## Data for this task
◆ ◆ ◆ ◆ ◆
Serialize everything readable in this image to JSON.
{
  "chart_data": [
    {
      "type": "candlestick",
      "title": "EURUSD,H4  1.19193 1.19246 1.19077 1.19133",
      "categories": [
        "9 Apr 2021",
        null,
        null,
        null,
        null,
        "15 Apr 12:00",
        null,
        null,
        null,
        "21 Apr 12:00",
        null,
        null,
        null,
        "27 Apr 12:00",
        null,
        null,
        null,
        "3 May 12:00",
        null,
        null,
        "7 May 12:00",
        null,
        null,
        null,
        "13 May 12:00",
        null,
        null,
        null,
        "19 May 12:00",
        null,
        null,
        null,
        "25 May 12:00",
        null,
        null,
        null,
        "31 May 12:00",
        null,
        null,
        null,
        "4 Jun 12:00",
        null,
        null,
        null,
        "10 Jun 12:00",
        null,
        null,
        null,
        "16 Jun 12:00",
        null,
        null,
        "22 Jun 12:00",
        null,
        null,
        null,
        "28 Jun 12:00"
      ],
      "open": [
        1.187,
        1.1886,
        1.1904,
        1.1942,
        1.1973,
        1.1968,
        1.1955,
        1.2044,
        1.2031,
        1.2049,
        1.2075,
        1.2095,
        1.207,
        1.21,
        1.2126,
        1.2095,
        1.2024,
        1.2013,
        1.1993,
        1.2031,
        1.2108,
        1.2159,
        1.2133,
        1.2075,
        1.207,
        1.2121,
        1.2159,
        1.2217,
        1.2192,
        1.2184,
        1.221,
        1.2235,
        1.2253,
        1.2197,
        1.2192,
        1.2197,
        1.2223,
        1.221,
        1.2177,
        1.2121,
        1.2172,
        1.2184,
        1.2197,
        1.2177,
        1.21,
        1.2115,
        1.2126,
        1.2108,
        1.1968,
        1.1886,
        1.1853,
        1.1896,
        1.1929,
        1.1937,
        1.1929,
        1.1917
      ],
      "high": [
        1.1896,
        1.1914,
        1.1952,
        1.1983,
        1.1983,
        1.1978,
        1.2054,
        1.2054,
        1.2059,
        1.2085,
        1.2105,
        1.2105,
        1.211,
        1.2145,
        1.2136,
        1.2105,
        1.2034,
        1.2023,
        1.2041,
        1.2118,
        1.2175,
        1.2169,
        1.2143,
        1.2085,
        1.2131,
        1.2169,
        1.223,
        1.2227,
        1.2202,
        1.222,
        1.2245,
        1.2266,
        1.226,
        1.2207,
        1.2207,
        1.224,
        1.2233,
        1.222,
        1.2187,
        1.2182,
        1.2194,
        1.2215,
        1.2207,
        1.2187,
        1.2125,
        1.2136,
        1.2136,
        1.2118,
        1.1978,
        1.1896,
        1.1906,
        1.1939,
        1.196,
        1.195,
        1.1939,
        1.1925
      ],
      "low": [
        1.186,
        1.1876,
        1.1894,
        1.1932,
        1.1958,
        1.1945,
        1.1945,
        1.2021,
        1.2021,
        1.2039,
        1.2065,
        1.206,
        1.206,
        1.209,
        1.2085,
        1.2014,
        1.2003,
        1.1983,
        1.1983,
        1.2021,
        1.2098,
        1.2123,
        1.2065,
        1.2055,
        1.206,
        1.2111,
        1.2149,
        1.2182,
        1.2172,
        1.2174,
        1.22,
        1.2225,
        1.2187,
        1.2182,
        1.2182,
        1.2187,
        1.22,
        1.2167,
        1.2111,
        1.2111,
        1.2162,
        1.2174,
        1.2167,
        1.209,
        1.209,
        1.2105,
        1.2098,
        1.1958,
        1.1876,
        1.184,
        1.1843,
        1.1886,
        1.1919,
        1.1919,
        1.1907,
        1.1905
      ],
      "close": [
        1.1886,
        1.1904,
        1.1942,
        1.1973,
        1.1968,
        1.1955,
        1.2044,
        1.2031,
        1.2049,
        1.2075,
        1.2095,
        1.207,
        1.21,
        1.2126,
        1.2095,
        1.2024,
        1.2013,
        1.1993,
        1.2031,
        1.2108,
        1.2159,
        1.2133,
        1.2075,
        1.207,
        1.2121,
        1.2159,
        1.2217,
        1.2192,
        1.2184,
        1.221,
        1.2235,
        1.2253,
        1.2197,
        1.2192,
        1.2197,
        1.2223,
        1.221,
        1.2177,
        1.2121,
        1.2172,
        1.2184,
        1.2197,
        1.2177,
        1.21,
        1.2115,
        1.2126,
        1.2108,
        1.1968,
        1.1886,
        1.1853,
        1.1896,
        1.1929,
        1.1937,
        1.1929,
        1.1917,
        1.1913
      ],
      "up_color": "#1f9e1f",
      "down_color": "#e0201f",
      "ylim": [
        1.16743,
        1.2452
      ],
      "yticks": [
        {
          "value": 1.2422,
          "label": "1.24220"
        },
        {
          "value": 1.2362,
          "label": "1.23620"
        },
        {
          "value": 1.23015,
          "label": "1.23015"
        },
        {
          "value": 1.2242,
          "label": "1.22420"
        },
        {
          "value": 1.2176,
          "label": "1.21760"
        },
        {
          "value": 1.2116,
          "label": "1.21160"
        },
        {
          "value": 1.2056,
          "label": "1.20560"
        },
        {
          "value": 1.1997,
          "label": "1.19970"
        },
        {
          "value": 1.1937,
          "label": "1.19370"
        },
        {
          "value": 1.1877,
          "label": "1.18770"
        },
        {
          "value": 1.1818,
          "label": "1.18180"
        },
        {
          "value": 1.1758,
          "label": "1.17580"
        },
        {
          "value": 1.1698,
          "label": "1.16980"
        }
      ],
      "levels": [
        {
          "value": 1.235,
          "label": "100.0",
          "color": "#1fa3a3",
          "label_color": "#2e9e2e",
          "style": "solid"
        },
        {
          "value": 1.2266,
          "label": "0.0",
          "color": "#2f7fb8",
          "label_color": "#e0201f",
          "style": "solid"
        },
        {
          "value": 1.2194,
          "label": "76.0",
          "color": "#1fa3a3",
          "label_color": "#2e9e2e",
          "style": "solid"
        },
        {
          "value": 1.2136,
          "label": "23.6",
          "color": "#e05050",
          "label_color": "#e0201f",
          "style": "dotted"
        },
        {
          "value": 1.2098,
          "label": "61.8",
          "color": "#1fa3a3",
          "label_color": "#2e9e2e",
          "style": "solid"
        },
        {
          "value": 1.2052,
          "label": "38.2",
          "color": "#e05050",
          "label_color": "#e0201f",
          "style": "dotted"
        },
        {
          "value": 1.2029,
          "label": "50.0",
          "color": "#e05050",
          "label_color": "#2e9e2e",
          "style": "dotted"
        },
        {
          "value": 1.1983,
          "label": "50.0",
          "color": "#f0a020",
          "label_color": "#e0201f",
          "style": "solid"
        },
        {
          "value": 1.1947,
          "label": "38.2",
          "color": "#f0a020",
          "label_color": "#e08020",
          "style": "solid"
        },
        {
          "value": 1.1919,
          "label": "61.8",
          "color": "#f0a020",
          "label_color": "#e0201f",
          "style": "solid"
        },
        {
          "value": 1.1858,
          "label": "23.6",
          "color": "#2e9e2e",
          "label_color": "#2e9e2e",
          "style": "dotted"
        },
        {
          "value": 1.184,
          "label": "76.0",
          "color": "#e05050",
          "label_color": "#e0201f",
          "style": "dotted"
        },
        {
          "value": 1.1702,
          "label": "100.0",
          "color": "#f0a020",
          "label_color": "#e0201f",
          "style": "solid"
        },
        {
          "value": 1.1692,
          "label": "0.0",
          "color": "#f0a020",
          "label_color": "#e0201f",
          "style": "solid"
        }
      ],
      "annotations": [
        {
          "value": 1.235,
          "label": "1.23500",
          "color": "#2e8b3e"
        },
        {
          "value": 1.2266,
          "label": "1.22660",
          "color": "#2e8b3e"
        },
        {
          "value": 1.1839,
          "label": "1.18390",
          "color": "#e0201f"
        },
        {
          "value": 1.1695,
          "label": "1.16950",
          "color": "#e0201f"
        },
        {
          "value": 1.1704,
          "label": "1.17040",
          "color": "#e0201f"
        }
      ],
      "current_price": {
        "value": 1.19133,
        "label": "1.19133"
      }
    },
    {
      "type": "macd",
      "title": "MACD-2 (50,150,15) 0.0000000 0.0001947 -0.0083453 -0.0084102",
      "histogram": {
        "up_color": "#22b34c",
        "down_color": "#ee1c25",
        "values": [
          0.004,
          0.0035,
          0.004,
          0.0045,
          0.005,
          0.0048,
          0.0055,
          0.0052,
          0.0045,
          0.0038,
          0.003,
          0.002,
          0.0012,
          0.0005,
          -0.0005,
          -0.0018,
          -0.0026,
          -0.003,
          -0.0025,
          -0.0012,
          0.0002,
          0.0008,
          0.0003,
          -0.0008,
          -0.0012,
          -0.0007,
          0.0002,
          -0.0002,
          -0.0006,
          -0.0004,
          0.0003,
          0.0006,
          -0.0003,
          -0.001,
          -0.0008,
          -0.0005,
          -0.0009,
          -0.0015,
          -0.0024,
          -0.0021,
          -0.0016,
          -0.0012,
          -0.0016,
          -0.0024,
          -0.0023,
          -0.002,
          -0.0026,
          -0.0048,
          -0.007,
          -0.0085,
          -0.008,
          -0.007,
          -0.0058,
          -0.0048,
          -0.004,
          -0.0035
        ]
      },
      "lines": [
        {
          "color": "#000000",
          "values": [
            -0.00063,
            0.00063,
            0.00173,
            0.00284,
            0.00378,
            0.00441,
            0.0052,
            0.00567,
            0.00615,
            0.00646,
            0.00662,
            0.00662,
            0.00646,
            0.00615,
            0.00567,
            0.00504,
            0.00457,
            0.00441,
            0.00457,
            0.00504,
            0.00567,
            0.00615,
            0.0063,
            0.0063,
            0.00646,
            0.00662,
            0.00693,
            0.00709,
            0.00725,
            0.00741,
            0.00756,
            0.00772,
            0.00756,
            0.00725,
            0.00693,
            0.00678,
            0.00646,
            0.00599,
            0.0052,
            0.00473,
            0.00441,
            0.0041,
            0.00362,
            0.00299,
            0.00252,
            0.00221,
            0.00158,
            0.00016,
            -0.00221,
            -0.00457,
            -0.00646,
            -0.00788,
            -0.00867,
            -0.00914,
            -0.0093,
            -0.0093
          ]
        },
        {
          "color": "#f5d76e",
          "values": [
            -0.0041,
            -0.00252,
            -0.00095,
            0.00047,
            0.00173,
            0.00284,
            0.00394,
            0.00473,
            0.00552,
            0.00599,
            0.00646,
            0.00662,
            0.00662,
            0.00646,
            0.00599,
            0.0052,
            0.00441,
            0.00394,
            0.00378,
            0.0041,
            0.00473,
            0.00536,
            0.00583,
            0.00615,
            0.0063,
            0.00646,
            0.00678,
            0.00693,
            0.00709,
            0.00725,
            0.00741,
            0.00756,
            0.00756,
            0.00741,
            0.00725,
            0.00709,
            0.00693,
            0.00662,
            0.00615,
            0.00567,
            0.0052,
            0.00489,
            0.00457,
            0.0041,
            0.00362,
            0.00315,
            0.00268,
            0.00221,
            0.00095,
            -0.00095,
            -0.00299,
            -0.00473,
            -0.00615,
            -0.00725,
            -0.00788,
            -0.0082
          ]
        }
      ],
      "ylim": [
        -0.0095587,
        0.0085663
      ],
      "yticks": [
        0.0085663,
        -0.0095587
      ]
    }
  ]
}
◆ ◆ ◆ ◆ ◆
## Exercise brief
Output nothing but the number of lines in the data containing the string "title".

## Result of the task
2